- AIM
Would you retype all of these records exactly?

(Data items)
(begin)

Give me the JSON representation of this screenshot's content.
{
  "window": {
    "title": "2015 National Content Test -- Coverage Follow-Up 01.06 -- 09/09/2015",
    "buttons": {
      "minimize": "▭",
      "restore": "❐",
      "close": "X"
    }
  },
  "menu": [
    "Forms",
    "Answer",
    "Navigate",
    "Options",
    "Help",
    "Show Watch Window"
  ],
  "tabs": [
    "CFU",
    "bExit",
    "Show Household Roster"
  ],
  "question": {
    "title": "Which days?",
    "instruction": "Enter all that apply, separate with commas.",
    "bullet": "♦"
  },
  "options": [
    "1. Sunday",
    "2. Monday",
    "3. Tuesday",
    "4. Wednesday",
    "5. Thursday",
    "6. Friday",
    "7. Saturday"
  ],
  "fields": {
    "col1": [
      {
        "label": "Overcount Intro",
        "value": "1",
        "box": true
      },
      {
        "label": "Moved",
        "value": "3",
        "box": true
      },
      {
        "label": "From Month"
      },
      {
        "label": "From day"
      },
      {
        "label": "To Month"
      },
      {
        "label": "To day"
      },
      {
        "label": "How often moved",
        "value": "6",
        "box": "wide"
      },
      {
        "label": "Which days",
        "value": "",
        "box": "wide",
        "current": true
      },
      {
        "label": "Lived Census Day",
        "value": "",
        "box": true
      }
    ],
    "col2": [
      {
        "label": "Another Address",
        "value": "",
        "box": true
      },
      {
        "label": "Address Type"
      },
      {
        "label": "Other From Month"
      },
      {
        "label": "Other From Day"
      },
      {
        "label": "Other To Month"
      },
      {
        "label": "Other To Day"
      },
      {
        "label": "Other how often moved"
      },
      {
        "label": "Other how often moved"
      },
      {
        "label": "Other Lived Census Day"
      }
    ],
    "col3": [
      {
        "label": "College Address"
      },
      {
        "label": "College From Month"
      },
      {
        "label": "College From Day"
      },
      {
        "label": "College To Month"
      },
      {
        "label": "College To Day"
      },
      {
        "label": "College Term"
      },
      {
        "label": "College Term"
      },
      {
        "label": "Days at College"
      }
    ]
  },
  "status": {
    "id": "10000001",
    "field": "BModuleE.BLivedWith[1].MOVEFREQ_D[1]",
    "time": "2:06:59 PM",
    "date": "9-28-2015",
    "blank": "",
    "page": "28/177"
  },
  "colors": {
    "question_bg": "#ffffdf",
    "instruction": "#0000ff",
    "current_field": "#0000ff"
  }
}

(end)

- SOLUTION FOR THIS TASK
Give me the JSON representation of this screenshot's content.
{
  "window": {
    "title": "2015 National Content Test -- Coverage Follow-Up 01.06 -- 09/09/2015",
    "buttons": {
      "minimize": "▭",
      "restore": "❐",
      "close": "X"
    }
  },
  "menu": [
    "Forms",
    "Answer",
    "Navigate",
    "Options",
    "Help",
    "Show Watch Window"
  ],
  "tabs": [
    "CFU",
    "bExit",
    "Show Household Roster"
  ],
  "question": {
    "title": "Which days?",
    "instruction": "Enter all that apply, separate with commas.",
    "bullet": "♦"
  },
  "options": [
    "1. Sunday",
    "2. Monday",
    "3. Tuesday",
    "4. Wednesday",
    "5. Thursday",
    "6. Friday",
    "7. Saturday"
  ],
  "fields": {
    "col1": [
      {
        "label": "Overcount Intro",
        "value": "1",
        "box": true
      },
      {
        "label": "Moved",
        "value": "3",
        "box": true
      },
      {
        "label": "From Month"
      },
      {
        "label": "From day"
      },
      {
        "label": "To Month"
      },
      {
        "label": "To day"
      },
      {
        "label": "How often moved",
        "value": "6",
        "box": "wide"
      },
      {
        "label": "Which days",
        "value": "",
        "box": "wide",
        "current": true
      },
      {
        "label": "Lived Census Day",
        "value": "",
        "box": true
      }
    ],
    "col2": [
      {
        "label": "Another Address",
        "value": "",
        "box": true
      },
      {
        "label": "Address Type"
      },
      {
        "label": "Other From Month"
      },
      {
        "label": "Other From Day"
      },
      {
        "label": "Other To Month"
      },
      {
        "label": "Other To Day"
      },
      {
        "label": "Other how often moved"
      },
      {
        "label": "Other how often moved"
      },
      {
        "label": "Other Lived Census Day"
      }
    ],
    "col3": [
      {
        "label": "College Address"
      },
      {
        "label": "College From Month"
      },
      {
        "label": "College From Day"
      },
      {
        "label": "College To Month"
      },
      {
        "label": "College To Day"
      },
      {
        "label": "College Term"
      },
      {
        "label": "College Term"
      },
      {
        "label": "Days at College"
      }
    ]
  },
  "status": {
    "id": "10000001",
    "field": "BModuleE.BLivedWith[1].MOVEFREQ_D[1]",
    "time": "2:06:59 PM",
    "date": "9-28-2015",
    "blank": "",
    "page": "28/177"
  },
  "colors": {
    "question_bg": "#ffffdf",
    "instruction": "#0000ff",
    "current_field": "#0000ff"
  }
}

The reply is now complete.